● Problem Tanımı A:
Aşağıdaki sayılar konulu metne göre şu soruları cevaplayın:
(i) Metnin başlığında hangi tarih yer alıyor?
(ii) İnsanların sayılarla ilişkisi hangi adımlarla sürer?
(iii) Sayılar arasındaki bağıllık ve çok boyutluluk kimlere gerçek bir kâbus gibi görünür?

━━ Belge Metni

469. patika/22.04.2006/ "sayılar ve çoklu bakış açıları"


...sayıların insan hayatına girdiği anı pek bilen yok...
...her hâlde aidiyetlikleri/sahip olunanları veyahut karşılıklı durumları anlamaya çalışan ilkel insan modunu, sırf bu durumu açıklamak için kullanmaya kalkmak, yeterince câhilce olur...
...ki; bu mod uydurulmuş bir kalıptır ve insanın maymundan tedricen insana döndüğünü sanan zavallıların safsata merkezli yaklaşımından türemiştir...
...diyerek sayıların da kaynak olarak ilahî bir niteliğe sahip olduğunu söyleyebiliriz...
...insanların sayılarla ilişkisi, sayıların kullanıldığı tüm evreni anlama yolunda atılan adımlarla sürer...
...hâlâ da sürmektedir...
...ve bu ilişkide, sayılar arasındaki o muhteşem bağıllık ve çok boyutluluk, algı potansiyeli düşük olan insanlar için gerçek bir kâbus gibi görünür...

━━━━

● Problem Tanımı B: Lütfen kayıtların en başından "- sheets-sub: Pages" ifadesinin geçtiği satıra kadar olan satırları, her iki uç dahil, düzenleyerek yeniden yazın. Bu satırlarda "bounding boxes" yerine "coordinates" gelsin, geri kalan her şey aynen kalsın.

━━ Verilen Veriler

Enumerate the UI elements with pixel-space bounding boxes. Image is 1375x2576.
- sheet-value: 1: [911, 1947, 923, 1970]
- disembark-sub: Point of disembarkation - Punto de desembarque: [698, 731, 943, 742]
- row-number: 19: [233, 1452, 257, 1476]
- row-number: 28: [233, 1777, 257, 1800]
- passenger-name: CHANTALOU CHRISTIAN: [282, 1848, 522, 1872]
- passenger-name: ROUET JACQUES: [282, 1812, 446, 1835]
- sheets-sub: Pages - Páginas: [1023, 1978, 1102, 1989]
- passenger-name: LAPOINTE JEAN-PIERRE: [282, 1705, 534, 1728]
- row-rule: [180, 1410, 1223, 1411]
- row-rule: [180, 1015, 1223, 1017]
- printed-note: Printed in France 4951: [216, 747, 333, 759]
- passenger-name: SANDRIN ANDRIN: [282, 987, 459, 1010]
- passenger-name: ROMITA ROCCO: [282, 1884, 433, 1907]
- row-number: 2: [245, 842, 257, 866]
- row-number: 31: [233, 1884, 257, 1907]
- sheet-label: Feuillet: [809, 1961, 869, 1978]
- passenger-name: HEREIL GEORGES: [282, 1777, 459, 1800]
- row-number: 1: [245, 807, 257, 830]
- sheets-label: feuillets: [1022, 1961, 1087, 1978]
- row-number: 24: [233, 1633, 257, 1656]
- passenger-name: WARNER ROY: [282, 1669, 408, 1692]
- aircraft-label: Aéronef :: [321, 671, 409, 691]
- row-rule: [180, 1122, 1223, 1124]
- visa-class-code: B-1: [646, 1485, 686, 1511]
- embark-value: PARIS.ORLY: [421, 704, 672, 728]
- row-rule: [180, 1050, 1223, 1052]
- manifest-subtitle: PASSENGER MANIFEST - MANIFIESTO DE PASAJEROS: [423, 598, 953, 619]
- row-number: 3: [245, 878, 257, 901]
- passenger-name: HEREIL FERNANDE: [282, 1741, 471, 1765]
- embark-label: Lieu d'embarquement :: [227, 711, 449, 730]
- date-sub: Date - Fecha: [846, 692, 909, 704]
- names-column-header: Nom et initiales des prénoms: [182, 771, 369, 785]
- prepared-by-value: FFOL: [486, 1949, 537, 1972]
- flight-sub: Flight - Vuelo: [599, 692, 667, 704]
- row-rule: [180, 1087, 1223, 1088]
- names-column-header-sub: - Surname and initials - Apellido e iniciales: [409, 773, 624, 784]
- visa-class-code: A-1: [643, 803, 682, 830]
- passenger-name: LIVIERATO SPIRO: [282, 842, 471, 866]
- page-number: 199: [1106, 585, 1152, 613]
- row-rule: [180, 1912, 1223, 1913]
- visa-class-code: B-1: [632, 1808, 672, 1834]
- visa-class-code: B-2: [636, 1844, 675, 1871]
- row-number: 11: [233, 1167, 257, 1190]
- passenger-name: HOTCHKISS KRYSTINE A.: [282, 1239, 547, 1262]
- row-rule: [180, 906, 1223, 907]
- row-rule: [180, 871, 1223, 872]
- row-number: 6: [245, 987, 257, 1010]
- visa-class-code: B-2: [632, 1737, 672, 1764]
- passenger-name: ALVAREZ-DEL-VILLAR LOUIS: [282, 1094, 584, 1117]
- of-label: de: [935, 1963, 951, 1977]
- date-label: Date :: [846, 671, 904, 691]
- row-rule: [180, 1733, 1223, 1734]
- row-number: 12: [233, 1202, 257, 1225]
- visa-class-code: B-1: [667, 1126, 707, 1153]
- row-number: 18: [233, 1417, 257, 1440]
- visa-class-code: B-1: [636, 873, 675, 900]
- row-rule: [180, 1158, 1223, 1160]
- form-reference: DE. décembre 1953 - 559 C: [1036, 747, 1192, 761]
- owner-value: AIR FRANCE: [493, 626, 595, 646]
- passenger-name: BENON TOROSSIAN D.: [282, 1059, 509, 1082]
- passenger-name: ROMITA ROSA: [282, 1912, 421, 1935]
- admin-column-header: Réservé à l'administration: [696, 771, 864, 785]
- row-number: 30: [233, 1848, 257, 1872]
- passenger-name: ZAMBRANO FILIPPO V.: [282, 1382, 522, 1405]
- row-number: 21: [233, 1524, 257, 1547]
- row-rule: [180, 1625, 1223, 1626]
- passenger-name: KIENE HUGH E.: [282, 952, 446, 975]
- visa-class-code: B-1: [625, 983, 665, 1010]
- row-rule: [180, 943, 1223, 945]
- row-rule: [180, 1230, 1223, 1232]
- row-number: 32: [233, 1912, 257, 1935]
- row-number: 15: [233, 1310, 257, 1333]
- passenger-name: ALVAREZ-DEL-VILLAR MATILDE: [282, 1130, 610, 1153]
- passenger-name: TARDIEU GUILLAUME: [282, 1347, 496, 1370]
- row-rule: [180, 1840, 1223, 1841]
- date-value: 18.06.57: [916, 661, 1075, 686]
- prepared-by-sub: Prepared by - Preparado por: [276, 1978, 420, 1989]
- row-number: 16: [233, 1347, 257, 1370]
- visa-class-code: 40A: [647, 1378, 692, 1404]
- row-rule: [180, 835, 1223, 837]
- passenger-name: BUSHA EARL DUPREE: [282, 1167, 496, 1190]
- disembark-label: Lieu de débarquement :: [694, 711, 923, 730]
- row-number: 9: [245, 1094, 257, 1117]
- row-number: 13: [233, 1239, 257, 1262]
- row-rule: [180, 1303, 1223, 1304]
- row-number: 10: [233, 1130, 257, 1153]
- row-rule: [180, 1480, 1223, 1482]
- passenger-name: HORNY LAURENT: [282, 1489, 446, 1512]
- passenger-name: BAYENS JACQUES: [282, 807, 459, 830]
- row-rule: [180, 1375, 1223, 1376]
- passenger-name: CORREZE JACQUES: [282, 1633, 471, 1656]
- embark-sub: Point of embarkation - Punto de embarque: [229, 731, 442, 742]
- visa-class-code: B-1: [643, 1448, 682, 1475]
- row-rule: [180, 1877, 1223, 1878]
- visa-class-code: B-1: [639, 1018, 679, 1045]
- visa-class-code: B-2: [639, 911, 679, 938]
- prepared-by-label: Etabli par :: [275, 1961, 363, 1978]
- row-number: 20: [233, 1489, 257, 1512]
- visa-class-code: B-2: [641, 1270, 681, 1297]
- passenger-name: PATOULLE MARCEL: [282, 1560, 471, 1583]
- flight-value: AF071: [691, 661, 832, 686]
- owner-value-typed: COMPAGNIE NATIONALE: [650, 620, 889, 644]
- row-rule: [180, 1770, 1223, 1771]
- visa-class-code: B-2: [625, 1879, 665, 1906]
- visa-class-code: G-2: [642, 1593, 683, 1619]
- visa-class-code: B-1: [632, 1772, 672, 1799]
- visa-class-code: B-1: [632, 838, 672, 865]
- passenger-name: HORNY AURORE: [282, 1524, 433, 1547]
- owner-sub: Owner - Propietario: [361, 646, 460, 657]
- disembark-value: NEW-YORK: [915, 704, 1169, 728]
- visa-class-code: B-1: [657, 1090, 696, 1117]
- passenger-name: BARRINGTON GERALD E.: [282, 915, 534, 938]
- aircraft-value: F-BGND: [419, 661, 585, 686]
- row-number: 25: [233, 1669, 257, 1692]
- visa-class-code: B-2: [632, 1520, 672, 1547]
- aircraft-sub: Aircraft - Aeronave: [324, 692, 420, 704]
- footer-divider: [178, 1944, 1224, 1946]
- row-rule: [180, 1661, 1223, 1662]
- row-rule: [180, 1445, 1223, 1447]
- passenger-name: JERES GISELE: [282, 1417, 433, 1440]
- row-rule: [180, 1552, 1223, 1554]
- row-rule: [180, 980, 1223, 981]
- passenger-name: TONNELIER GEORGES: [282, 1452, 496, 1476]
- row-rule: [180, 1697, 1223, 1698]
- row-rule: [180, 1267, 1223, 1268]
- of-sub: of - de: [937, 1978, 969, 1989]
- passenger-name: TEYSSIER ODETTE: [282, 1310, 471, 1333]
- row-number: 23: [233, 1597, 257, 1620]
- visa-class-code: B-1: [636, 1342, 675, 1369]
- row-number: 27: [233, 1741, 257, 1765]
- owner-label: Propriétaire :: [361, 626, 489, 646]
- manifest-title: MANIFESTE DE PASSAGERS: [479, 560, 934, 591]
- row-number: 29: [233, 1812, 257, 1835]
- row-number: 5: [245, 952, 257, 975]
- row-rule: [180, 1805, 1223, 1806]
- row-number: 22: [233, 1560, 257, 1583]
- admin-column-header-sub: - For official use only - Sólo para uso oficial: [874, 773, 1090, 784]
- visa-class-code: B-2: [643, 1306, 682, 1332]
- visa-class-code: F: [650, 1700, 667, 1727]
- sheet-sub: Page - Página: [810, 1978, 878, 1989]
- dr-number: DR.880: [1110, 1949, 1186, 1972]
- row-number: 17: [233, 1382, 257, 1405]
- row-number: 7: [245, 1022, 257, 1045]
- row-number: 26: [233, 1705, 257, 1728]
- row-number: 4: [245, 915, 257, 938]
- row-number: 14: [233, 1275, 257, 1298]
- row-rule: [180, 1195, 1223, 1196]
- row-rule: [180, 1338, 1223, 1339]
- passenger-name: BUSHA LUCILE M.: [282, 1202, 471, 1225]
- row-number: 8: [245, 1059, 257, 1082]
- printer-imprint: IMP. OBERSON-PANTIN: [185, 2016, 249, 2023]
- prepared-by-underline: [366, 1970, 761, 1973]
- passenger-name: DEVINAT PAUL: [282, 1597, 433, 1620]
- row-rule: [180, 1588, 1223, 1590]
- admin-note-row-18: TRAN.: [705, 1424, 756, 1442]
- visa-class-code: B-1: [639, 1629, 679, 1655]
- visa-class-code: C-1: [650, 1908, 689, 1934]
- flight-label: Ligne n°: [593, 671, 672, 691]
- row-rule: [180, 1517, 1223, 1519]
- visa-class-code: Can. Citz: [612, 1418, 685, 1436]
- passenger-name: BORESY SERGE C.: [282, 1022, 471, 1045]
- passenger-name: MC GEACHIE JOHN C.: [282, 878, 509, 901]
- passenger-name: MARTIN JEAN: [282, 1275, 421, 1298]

━━━━

● Alıştırma Cevabı A:
(i) 22.04.2006
(ii) Sayıların kullanıldığı tüm evreni anlama yolunda atılan adımlarla
(iii) Algı potansiyeli düşük olan insanlara

● Alıştırma Cevabı B:
Enumerate the UI elements with pixel-space coordinates. Image is 1375x2576.
- sheet-value: 1: [911, 1947, 923, 1970]
- disembark-sub: Point of disembarkation - Punto de desembarque: [698, 731, 943, 742]
- row-number: 19: [233, 1452, 257, 1476]
- row-number: 28: [233, 1777, 257, 1800]
- passenger-name: CHANTALOU CHRISTIAN: [282, 1848, 522, 1872]
- passenger-name: ROUET JACQUES: [282, 1812, 446, 1835]
- sheets-sub: Pages - Páginas: [1023, 1978, 1102, 1989]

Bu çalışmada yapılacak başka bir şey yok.